▶ _What you need to do_
The records should be written out in full, with nothing altered.

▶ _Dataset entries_
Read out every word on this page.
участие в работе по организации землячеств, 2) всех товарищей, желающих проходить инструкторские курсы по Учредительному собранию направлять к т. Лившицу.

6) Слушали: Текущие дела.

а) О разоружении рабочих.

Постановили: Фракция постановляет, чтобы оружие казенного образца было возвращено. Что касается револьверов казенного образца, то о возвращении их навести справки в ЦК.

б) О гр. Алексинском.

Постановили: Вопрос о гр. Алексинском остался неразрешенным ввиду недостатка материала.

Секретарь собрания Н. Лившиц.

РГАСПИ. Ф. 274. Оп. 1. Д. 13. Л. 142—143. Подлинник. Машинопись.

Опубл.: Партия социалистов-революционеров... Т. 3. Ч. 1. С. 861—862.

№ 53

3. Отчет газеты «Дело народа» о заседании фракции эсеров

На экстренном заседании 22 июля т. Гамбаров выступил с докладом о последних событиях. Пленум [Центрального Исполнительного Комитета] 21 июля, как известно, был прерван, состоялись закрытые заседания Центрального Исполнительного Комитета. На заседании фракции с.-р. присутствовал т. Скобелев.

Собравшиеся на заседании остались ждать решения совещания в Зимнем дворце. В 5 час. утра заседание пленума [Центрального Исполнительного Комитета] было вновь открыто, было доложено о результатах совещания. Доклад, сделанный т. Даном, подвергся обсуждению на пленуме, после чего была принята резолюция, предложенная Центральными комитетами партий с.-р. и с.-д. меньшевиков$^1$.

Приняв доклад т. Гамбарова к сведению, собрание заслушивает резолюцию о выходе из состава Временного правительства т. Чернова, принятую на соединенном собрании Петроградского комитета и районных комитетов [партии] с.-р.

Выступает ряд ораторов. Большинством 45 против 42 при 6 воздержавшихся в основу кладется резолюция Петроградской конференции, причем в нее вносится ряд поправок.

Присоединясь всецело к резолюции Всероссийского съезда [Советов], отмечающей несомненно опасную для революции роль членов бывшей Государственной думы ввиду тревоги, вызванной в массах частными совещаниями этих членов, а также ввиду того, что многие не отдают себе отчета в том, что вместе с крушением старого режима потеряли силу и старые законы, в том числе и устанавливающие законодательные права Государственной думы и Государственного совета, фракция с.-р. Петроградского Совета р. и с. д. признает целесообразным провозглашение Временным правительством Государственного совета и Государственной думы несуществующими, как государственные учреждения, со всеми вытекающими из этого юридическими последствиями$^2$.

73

▶ _Solution_
Read out every word on this page.
участие в работе по организации землячеств, 2) всех товарищей, желающих проходить инструкторские курсы по Учредительному собранию направлять к т. Лившицу.

6) Слушали: Текущие дела.

а) О разоружении рабочих.

Постановили: Фракция постановляет, чтобы оружие казенного образца было возвращено. Что касается револьверов казенного образца, то о возвращении их навести справки в ЦК.

б) О гр. Алексинском.

Постановили: Вопрос о гр. Алексинском остался неразрешенным ввиду недостатка материала.

Секретарь собрания Н. Лившиц.

РГАСПИ. Ф. 274. Оп. 1. Д. 13. Л. 142—143. Подлинник. Машинопись.

Опубл.: Партия социалистов-революционеров... Т. 3. Ч. 1. С. 861—862.

№ 53

3. Отчет газеты «Дело народа» о заседании фракции эсеров

На экстренном заседании 22 июля т. Гамбаров выступил с докладом о последних событиях. Пленум [Центрального Исполнительного Комитета] 21 июля, как известно, был прерван, состоялись закрытые заседания Центрального Исполнительного Комитета. На заседании фракции с.-р. присутствовал т. Скобелев.

Собравшиеся на заседании остались ждать решения совещания в Зимнем дворце. В 5 час. утра заседание пленума [Центрального Исполнительного Комитета] было вновь открыто, было доложено о результатах совещания. Доклад, сделанный т. Даном, подвергся обсуждению на пленуме, после чего была принята резолюция, предложенная Центральными комитетами партий с.-р. и с.-д. меньшевиков$^1$.

Приняв доклад т. Гамбарова к сведению, собрание заслушивает резолюцию о выходе из состава Временного правительства т. Чернова, принятую на соединенном собрании Петроградского комитета и районных комитетов [партии] с.-р.

Выступает ряд ораторов. Большинством 45 против 42 при 6 воздержавшихся в основу кладется резолюция Петроградской конференции, причем в нее вносится ряд поправок.

Присоединясь всецело к резолюции Всероссийского съезда [Советов], отмечающей несомненно опасную для революции роль членов бывшей Государственной думы ввиду тревоги, вызванной в массах частными совещаниями этих членов, а также ввиду того, что многие не отдают себе отчета в том, что вместе с крушением старого режима потеряли силу и старые законы, в том числе и устанавливающие законодательные права Государственной думы и Государственного совета, фракция с.-р. Петроградского Совета р. и с. д. признает целесообразным провозглашение Временным правительством Государственного совета и Государственной думы несуществующими, как государственные учреждения, со всеми вытекающими из этого юридическими последствиями$^2$.

73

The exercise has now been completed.